_RECORDS PROVIDED:_

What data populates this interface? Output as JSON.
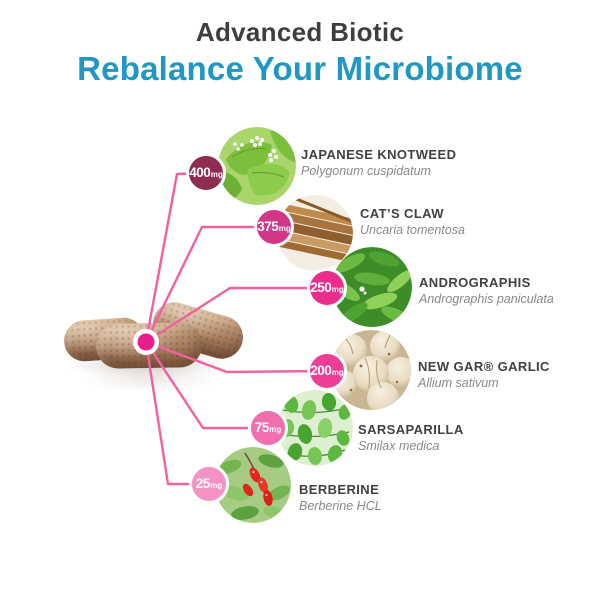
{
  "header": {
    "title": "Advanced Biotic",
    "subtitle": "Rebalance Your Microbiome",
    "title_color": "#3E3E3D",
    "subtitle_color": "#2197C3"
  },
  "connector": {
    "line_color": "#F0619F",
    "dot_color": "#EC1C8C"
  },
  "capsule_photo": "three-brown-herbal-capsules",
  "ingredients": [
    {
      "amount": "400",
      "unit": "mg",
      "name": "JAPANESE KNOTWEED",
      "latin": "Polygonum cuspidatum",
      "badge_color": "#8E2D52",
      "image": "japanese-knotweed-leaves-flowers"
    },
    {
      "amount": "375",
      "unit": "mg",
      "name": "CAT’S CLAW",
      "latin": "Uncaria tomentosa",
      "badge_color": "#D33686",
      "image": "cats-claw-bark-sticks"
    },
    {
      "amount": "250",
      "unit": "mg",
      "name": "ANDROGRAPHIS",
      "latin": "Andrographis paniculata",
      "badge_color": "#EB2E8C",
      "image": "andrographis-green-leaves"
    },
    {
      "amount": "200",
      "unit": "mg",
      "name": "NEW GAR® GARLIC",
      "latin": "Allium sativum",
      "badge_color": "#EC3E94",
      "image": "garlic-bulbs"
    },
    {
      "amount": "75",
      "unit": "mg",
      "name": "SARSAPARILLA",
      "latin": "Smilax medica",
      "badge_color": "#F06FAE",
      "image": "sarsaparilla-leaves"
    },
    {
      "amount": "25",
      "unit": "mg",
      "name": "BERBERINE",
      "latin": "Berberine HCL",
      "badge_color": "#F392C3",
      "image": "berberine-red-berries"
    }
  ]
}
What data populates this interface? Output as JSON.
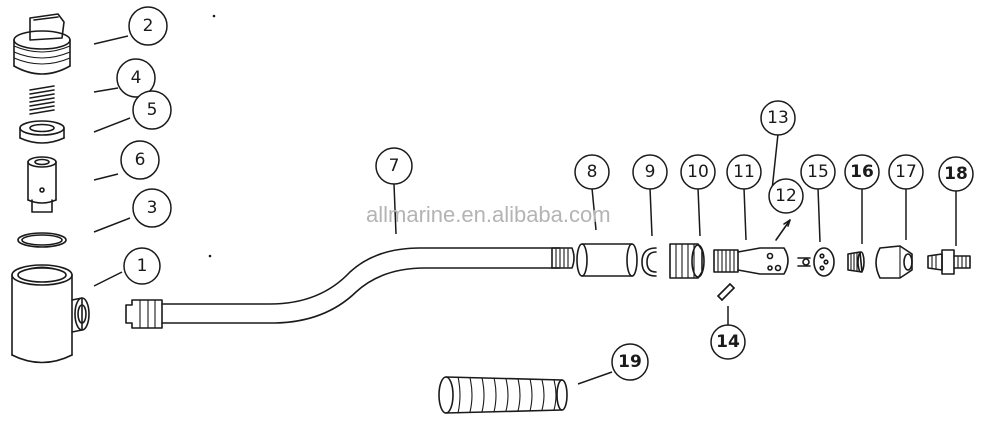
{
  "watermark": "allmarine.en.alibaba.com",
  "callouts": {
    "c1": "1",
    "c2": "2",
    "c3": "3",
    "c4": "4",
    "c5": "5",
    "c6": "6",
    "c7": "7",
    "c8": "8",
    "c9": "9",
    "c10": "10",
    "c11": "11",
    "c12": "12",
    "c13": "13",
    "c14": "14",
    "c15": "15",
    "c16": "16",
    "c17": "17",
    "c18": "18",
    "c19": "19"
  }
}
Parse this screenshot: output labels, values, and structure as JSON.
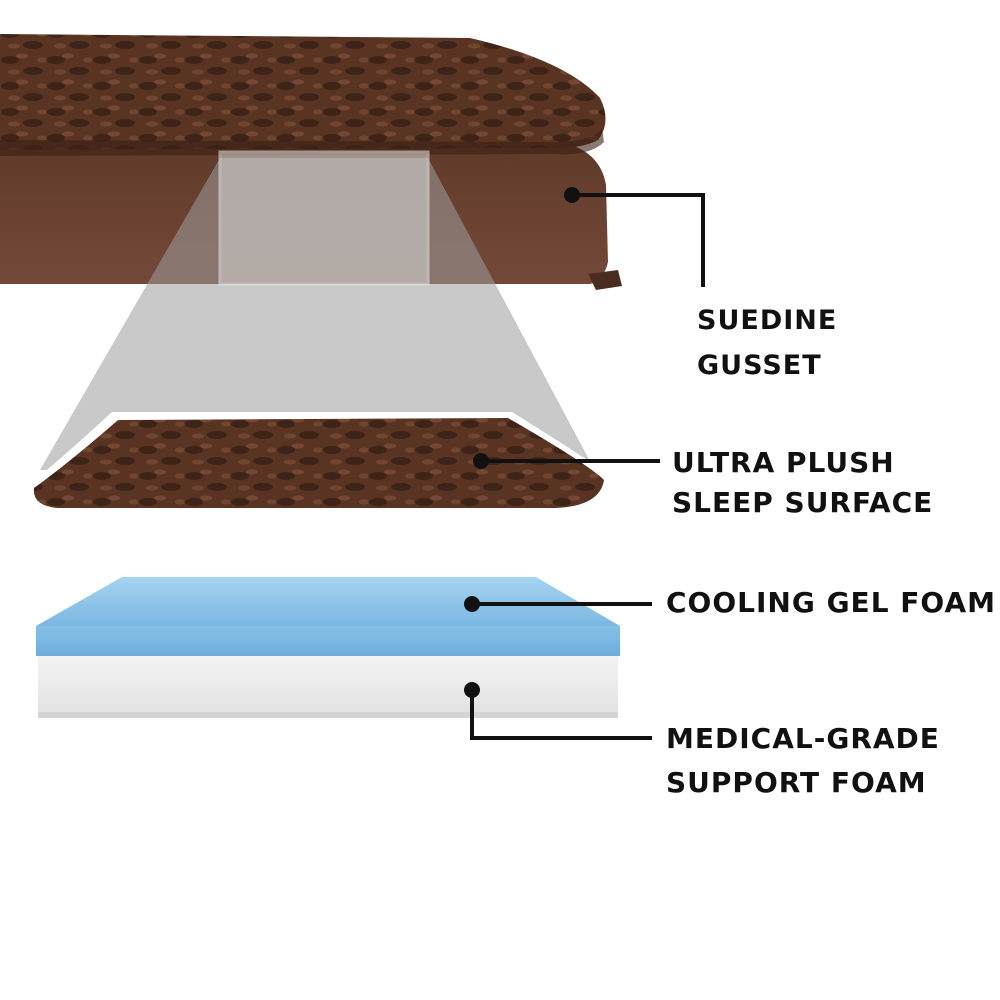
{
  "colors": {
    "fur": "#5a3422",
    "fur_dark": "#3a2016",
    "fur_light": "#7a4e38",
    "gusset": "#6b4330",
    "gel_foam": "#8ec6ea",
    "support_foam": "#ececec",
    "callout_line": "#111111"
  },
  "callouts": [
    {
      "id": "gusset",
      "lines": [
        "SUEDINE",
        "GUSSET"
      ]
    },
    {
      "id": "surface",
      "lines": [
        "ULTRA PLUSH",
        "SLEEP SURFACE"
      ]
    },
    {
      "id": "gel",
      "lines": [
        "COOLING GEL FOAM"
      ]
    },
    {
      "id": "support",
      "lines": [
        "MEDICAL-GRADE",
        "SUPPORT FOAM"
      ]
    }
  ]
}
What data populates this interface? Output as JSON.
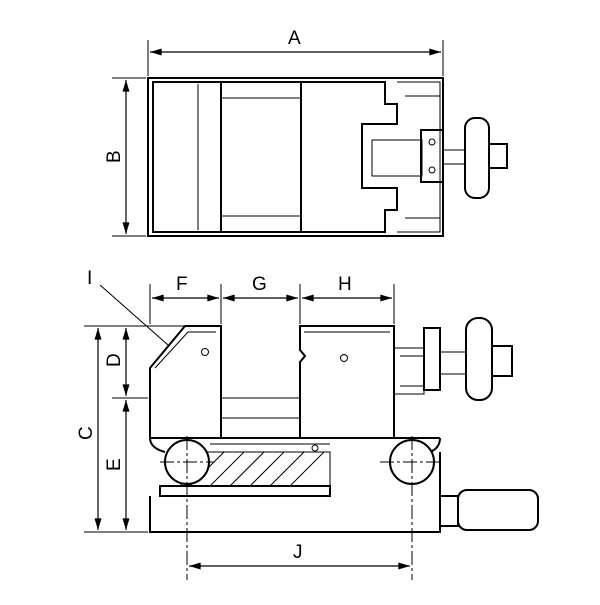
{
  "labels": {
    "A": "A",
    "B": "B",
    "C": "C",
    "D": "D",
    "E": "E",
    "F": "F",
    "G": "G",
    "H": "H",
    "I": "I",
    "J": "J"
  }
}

_PROBLEM TO WORK ON:_
Retype the records above exactly, starting at the line that contains "Parse this screenshot: output" and going through the last line, and leave out any pictures.

_RESPONSE TO THE TASK:_
Parse this screenshot: output labels, values, and structure as JSON.
{
  "colors": {
    "fur": "#5a3422",
    "fur_dark": "#3a2016",
    "fur_light": "#7a4e38",
    "gusset": "#6b4330",
    "gel_foam": "#8ec6ea",
    "support_foam": "#ececec",
    "callout_line": "#111111"
  },
  "callouts": [
    {
      "id": "gusset",
      "lines": [
        "SUEDINE",
        "GUSSET"
      ]
    },
    {
      "id": "surface",
      "lines": [
        "ULTRA PLUSH",
        "SLEEP SURFACE"
      ]
    },
    {
      "id": "gel",
      "lines": [
        "COOLING GEL FOAM"
      ]
    },
    {
      "id": "support",
      "lines": [
        "MEDICAL-GRADE",
        "SUPPORT FOAM"
      ]
    }
  ]
}
What data populates this interface? Output as JSON.
{
  "labels": {
    "A": "A",
    "B": "B",
    "C": "C",
    "D": "D",
    "E": "E",
    "F": "F",
    "G": "G",
    "H": "H",
    "I": "I",
    "J": "J"
  }
}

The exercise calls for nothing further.